Items listed in a dataset
--*--
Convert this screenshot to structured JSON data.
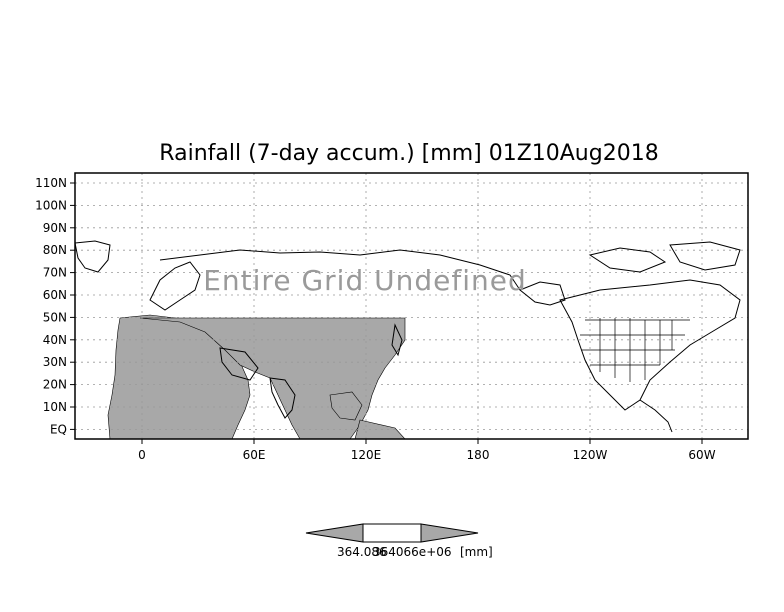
{
  "map": {
    "title": "Rainfall (7-day accum.) [mm] 01Z10Aug2018",
    "overlay_text": "Entire Grid Undefined",
    "lat_labels": [
      "110N",
      "100N",
      "90N",
      "80N",
      "70N",
      "60N",
      "50N",
      "40N",
      "30N",
      "20N",
      "10N",
      "EQ"
    ],
    "lon_labels": [
      "0",
      "60E",
      "120E",
      "180",
      "120W",
      "60W"
    ],
    "colors": {
      "land_outline": "#000000",
      "shaded_land": "#a8a8a8",
      "overlay_text": "#9a9a9a",
      "grid": "#999999"
    }
  },
  "colorbar": {
    "label_left": "364.086",
    "label_mid": "364066e+06",
    "label_unit": "[mm]",
    "colors": {
      "left_triangle": "#a8a8a8",
      "right_triangle": "#a8a8a8",
      "center": "#ffffff"
    }
  }
}
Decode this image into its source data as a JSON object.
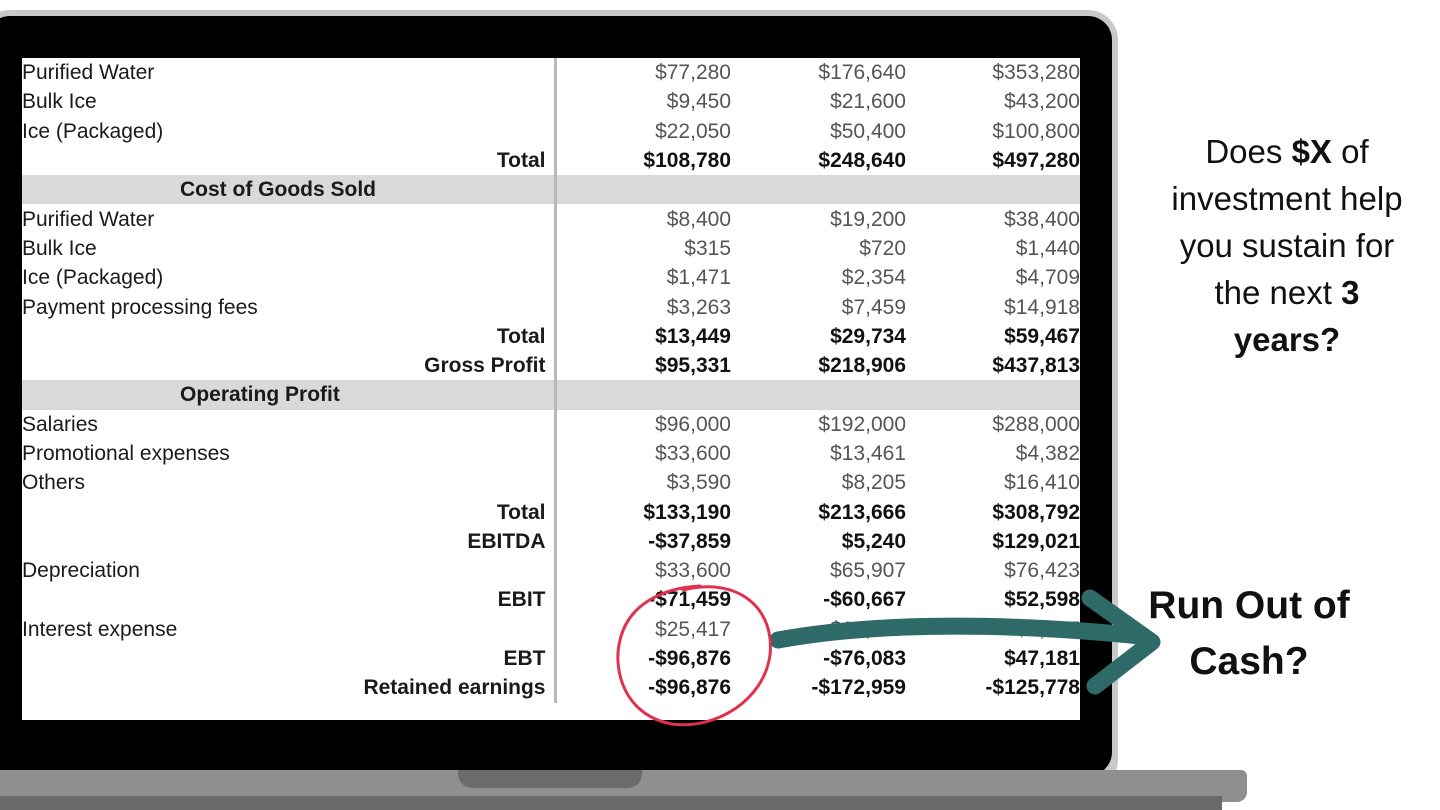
--*--
§ REQUEST
Omit every picture, then reproduce the rest of the listing exactly.

§ ANSWER FOR THIS EXERCISE
Convert this screenshot to structured JSON data.
{
  "map": {
    "title": "Rainfall (7-day accum.) [mm] 01Z10Aug2018",
    "overlay_text": "Entire Grid Undefined",
    "lat_labels": [
      "110N",
      "100N",
      "90N",
      "80N",
      "70N",
      "60N",
      "50N",
      "40N",
      "30N",
      "20N",
      "10N",
      "EQ"
    ],
    "lon_labels": [
      "0",
      "60E",
      "120E",
      "180",
      "120W",
      "60W"
    ],
    "colors": {
      "land_outline": "#000000",
      "shaded_land": "#a8a8a8",
      "overlay_text": "#9a9a9a",
      "grid": "#999999"
    }
  },
  "colorbar": {
    "label_left": "364.086",
    "label_mid": "364066e+06",
    "label_unit": "[mm]",
    "colors": {
      "left_triangle": "#a8a8a8",
      "right_triangle": "#a8a8a8",
      "center": "#ffffff"
    }
  }
}
Decode this image into its source data as a JSON object.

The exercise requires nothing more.